# RECORDS SUPPLIED start

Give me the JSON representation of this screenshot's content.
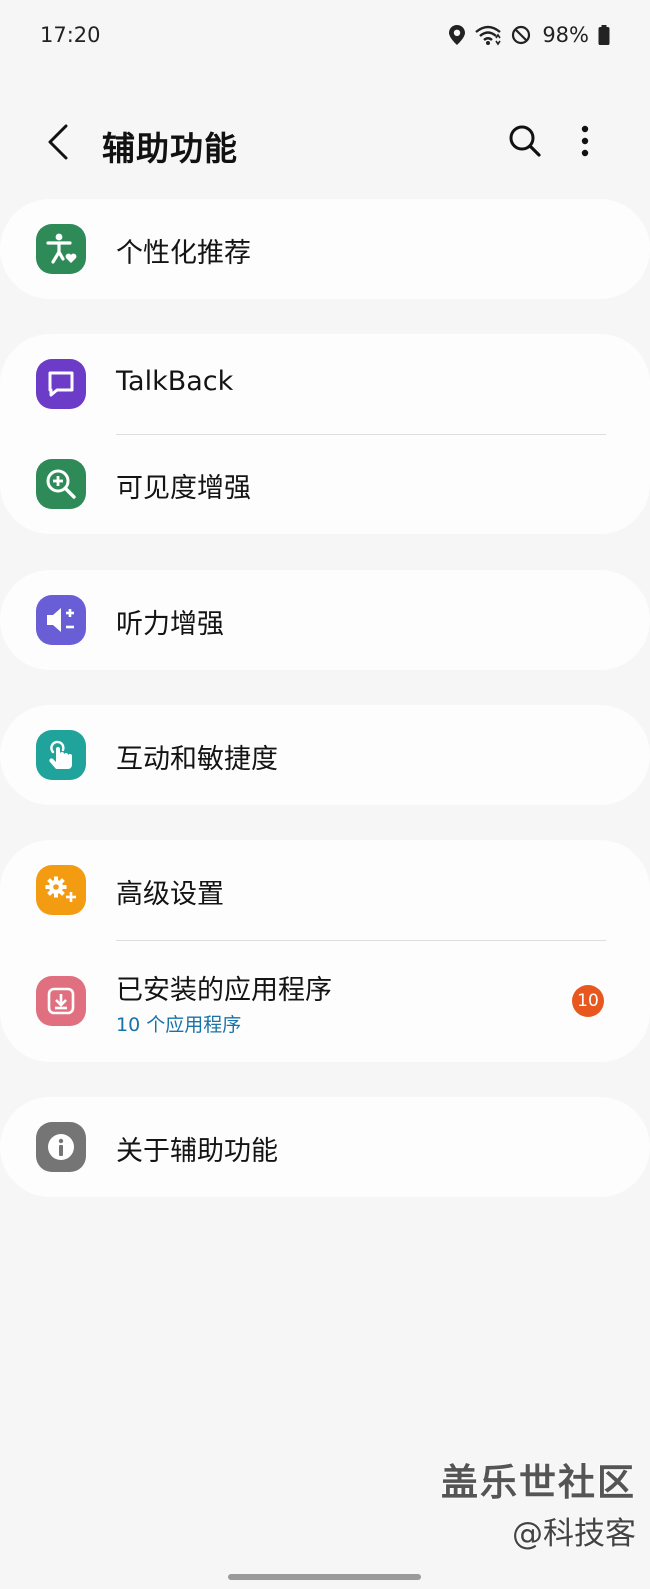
{
  "status_bar": {
    "time": "17:20",
    "battery": "98%",
    "icons": [
      "location-icon",
      "wifi-icon",
      "do-not-disturb-icon",
      "battery-icon"
    ]
  },
  "header": {
    "title": "辅助功能",
    "back_icon": "chevron-left-icon",
    "search_icon": "search-icon",
    "more_icon": "more-vertical-icon"
  },
  "groups": [
    {
      "items": [
        {
          "label": "个性化推荐",
          "icon": "accessibility-heart-icon",
          "color": "#2e8b57"
        }
      ]
    },
    {
      "items": [
        {
          "label": "TalkBack",
          "icon": "chat-box-icon",
          "color": "#6c3bc7"
        },
        {
          "label": "可见度增强",
          "icon": "zoom-in-icon",
          "color": "#2e8b57"
        }
      ]
    },
    {
      "items": [
        {
          "label": "听力增强",
          "icon": "volume-adjust-icon",
          "color": "#6a5ed6"
        }
      ]
    },
    {
      "items": [
        {
          "label": "互动和敏捷度",
          "icon": "touch-hand-icon",
          "color": "#20a39a"
        }
      ]
    },
    {
      "items": [
        {
          "label": "高级设置",
          "icon": "gear-plus-icon",
          "color": "#f39c12"
        },
        {
          "label": "已安装的应用程序",
          "sub": "10 个应用程序",
          "badge": "10",
          "icon": "download-icon",
          "color": "#e0707f"
        }
      ]
    },
    {
      "items": [
        {
          "label": "关于辅助功能",
          "icon": "info-icon",
          "color": "#757575"
        }
      ]
    }
  ],
  "watermark": {
    "line1": "盖乐世社区",
    "line2": "@科技客"
  }
}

# RECORDS SUPPLIED end

* DIRECTIONS FOR THIS TASK *
Make a verbatim copy of all the entries and strip out the pictures.

* RIGHT ANSWER *
Give me the JSON representation of this screenshot's content.
{
  "status_bar": {
    "time": "17:20",
    "battery": "98%",
    "icons": [
      "location-icon",
      "wifi-icon",
      "do-not-disturb-icon",
      "battery-icon"
    ]
  },
  "header": {
    "title": "辅助功能",
    "back_icon": "chevron-left-icon",
    "search_icon": "search-icon",
    "more_icon": "more-vertical-icon"
  },
  "groups": [
    {
      "items": [
        {
          "label": "个性化推荐",
          "icon": "accessibility-heart-icon",
          "color": "#2e8b57"
        }
      ]
    },
    {
      "items": [
        {
          "label": "TalkBack",
          "icon": "chat-box-icon",
          "color": "#6c3bc7"
        },
        {
          "label": "可见度增强",
          "icon": "zoom-in-icon",
          "color": "#2e8b57"
        }
      ]
    },
    {
      "items": [
        {
          "label": "听力增强",
          "icon": "volume-adjust-icon",
          "color": "#6a5ed6"
        }
      ]
    },
    {
      "items": [
        {
          "label": "互动和敏捷度",
          "icon": "touch-hand-icon",
          "color": "#20a39a"
        }
      ]
    },
    {
      "items": [
        {
          "label": "高级设置",
          "icon": "gear-plus-icon",
          "color": "#f39c12"
        },
        {
          "label": "已安装的应用程序",
          "sub": "10 个应用程序",
          "badge": "10",
          "icon": "download-icon",
          "color": "#e0707f"
        }
      ]
    },
    {
      "items": [
        {
          "label": "关于辅助功能",
          "icon": "info-icon",
          "color": "#757575"
        }
      ]
    }
  ],
  "watermark": {
    "line1": "盖乐世社区",
    "line2": "@科技客"
  }
}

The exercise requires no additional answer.